Excerpted records »
------
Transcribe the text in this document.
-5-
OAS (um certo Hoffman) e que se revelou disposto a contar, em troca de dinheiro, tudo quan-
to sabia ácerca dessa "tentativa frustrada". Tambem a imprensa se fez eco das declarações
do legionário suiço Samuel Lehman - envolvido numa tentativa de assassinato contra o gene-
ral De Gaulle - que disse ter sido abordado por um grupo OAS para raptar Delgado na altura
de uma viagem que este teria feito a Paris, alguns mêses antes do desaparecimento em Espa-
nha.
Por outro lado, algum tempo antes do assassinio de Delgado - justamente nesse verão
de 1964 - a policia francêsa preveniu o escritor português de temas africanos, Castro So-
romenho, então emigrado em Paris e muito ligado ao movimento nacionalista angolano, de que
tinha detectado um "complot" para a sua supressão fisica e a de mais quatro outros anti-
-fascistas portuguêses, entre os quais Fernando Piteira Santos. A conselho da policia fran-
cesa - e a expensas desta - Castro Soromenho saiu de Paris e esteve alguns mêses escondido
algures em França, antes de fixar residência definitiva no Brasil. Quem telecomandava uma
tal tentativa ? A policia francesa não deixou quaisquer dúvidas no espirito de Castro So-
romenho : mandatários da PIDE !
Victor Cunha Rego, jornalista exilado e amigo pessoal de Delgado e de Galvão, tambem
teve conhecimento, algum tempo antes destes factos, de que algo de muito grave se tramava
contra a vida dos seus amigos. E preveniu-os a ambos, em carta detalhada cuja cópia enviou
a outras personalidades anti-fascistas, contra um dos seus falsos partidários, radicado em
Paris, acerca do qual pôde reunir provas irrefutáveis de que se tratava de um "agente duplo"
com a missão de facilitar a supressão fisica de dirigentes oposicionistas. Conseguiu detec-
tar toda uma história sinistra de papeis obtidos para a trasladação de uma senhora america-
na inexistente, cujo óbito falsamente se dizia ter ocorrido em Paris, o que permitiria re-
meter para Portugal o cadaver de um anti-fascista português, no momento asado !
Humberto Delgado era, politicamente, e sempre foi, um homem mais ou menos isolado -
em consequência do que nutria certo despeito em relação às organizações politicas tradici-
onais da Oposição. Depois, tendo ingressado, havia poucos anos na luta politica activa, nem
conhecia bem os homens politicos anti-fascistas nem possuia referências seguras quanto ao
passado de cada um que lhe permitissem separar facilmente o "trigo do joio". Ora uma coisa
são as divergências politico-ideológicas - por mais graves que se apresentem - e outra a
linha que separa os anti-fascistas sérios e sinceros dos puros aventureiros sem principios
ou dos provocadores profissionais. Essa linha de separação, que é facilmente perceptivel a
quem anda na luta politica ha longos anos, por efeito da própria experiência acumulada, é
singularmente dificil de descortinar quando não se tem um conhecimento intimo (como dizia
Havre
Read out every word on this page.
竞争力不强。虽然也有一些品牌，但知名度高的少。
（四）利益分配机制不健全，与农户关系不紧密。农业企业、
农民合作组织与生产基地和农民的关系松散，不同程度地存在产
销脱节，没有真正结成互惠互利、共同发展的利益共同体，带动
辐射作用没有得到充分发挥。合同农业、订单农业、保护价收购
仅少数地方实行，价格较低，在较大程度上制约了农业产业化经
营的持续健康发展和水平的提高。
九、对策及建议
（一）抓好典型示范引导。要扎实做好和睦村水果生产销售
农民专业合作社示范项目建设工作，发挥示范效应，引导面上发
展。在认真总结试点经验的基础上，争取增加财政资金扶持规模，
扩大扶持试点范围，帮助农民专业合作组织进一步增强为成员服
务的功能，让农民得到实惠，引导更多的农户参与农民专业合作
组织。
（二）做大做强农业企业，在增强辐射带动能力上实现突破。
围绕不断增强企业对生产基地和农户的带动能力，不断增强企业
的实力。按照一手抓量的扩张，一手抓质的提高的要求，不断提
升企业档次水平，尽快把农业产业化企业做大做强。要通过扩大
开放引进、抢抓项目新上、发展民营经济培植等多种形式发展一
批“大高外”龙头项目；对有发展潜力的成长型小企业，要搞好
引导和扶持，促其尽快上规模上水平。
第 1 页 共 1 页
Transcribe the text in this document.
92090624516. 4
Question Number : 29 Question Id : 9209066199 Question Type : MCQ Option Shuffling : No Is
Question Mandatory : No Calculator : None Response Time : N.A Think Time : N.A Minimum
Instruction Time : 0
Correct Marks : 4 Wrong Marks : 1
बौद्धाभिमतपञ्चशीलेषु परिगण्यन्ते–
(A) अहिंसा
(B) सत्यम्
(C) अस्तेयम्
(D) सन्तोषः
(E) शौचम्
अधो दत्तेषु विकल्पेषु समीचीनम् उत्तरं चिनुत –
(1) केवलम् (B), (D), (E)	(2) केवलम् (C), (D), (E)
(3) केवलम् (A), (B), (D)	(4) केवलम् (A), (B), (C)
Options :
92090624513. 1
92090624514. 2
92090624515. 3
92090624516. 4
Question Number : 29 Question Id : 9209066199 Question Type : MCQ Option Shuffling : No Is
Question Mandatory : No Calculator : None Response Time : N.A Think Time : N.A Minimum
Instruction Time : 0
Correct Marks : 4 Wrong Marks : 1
------
Exercise goal »
Output all preceding records character for character.

Result for this task »
Transcribe the text in this document.
-5-
OAS (um certo Hoffman) e que se revelou disposto a contar, em troca de dinheiro, tudo quan-
to sabia ácerca dessa "tentativa frustrada". Tambem a imprensa se fez eco das declarações
do legionário suiço Samuel Lehman - envolvido numa tentativa de assassinato contra o gene-
ral De Gaulle - que disse ter sido abordado por um grupo OAS para raptar Delgado na altura
de uma viagem que este teria feito a Paris, alguns mêses antes do desaparecimento em Espa-
nha.
Por outro lado, algum tempo antes do assassinio de Delgado - justamente nesse verão
de 1964 - a policia francêsa preveniu o escritor português de temas africanos, Castro So-
romenho, então emigrado em Paris e muito ligado ao movimento nacionalista angolano, de que
tinha detectado um "complot" para a sua supressão fisica e a de mais quatro outros anti-
-fascistas portuguêses, entre os quais Fernando Piteira Santos. A conselho da policia fran-
cesa - e a expensas desta - Castro Soromenho saiu de Paris e esteve alguns mêses escondido
algures em França, antes de fixar residência definitiva no Brasil. Quem telecomandava uma
tal tentativa ? A policia francesa não deixou quaisquer dúvidas no espirito de Castro So-
romenho : mandatários da PIDE !
Victor Cunha Rego, jornalista exilado e amigo pessoal de Delgado e de Galvão, tambem
teve conhecimento, algum tempo antes destes factos, de que algo de muito grave se tramava
contra a vida dos seus amigos. E preveniu-os a ambos, em carta detalhada cuja cópia enviou
a outras personalidades anti-fascistas, contra um dos seus falsos partidários, radicado em
Paris, acerca do qual pôde reunir provas irrefutáveis de que se tratava de um "agente duplo"
com a missão de facilitar a supressão fisica de dirigentes oposicionistas. Conseguiu detec-
tar toda uma história sinistra de papeis obtidos para a trasladação de uma senhora america-
na inexistente, cujo óbito falsamente se dizia ter ocorrido em Paris, o que permitiria re-
meter para Portugal o cadaver de um anti-fascista português, no momento asado !
Humberto Delgado era, politicamente, e sempre foi, um homem mais ou menos isolado -
em consequência do que nutria certo despeito em relação às organizações politicas tradici-
onais da Oposição. Depois, tendo ingressado, havia poucos anos na luta politica activa, nem
conhecia bem os homens politicos anti-fascistas nem possuia referências seguras quanto ao
passado de cada um que lhe permitissem separar facilmente o "trigo do joio". Ora uma coisa
são as divergências politico-ideológicas - por mais graves que se apresentem - e outra a
linha que separa os anti-fascistas sérios e sinceros dos puros aventureiros sem principios
ou dos provocadores profissionais. Essa linha de separação, que é facilmente perceptivel a
quem anda na luta politica ha longos anos, por efeito da própria experiência acumulada, é
singularmente dificil de descortinar quando não se tem um conhecimento intimo (como dizia
Havre
Read out every word on this page.
竞争力不强。虽然也有一些品牌，但知名度高的少。
（四）利益分配机制不健全，与农户关系不紧密。农业企业、
农民合作组织与生产基地和农民的关系松散，不同程度地存在产
销脱节，没有真正结成互惠互利、共同发展的利益共同体，带动
辐射作用没有得到充分发挥。合同农业、订单农业、保护价收购
仅少数地方实行，价格较低，在较大程度上制约了农业产业化经
营的持续健康发展和水平的提高。
九、对策及建议
（一）抓好典型示范引导。要扎实做好和睦村水果生产销售
农民专业合作社示范项目建设工作，发挥示范效应，引导面上发
展。在认真总结试点经验的基础上，争取增加财政资金扶持规模，
扩大扶持试点范围，帮助农民专业合作组织进一步增强为成员服
务的功能，让农民得到实惠，引导更多的农户参与农民专业合作
组织。
（二）做大做强农业企业，在增强辐射带动能力上实现突破。
围绕不断增强企业对生产基地和农户的带动能力，不断增强企业
的实力。按照一手抓量的扩张，一手抓质的提高的要求，不断提
升企业档次水平，尽快把农业产业化企业做大做强。要通过扩大
开放引进、抢抓项目新上、发展民营经济培植等多种形式发展一
批“大高外”龙头项目；对有发展潜力的成长型小企业，要搞好
引导和扶持，促其尽快上规模上水平。
第 1 页 共 1 页
Transcribe the text in this document.
92090624516. 4
Question Number : 29 Question Id : 9209066199 Question Type : MCQ Option Shuffling : No Is
Question Mandatory : No Calculator : None Response Time : N.A Think Time : N.A Minimum
Instruction Time : 0
Correct Marks : 4 Wrong Marks : 1
बौद्धाभिमतपञ्चशीलेषु परिगण्यन्ते–
(A) अहिंसा
(B) सत्यम्
(C) अस्तेयम्
(D) सन्तोषः
(E) शौचम्
अधो दत्तेषु विकल्पेषु समीचीनम् उत्तरं चिनुत –
(1) केवलम् (B), (D), (E)	(2) केवलम् (C), (D), (E)
(3) केवलम् (A), (B), (D)	(4) केवलम् (A), (B), (C)
Options :
92090624513. 1
92090624514. 2
92090624515. 3
92090624516. 4
Question Number : 29 Question Id : 9209066199 Question Type : MCQ Option Shuffling : No Is
Question Mandatory : No Calculator : None Response Time : N.A Think Time : N.A Minimum
Instruction Time : 0
Correct Marks : 4 Wrong Marks : 1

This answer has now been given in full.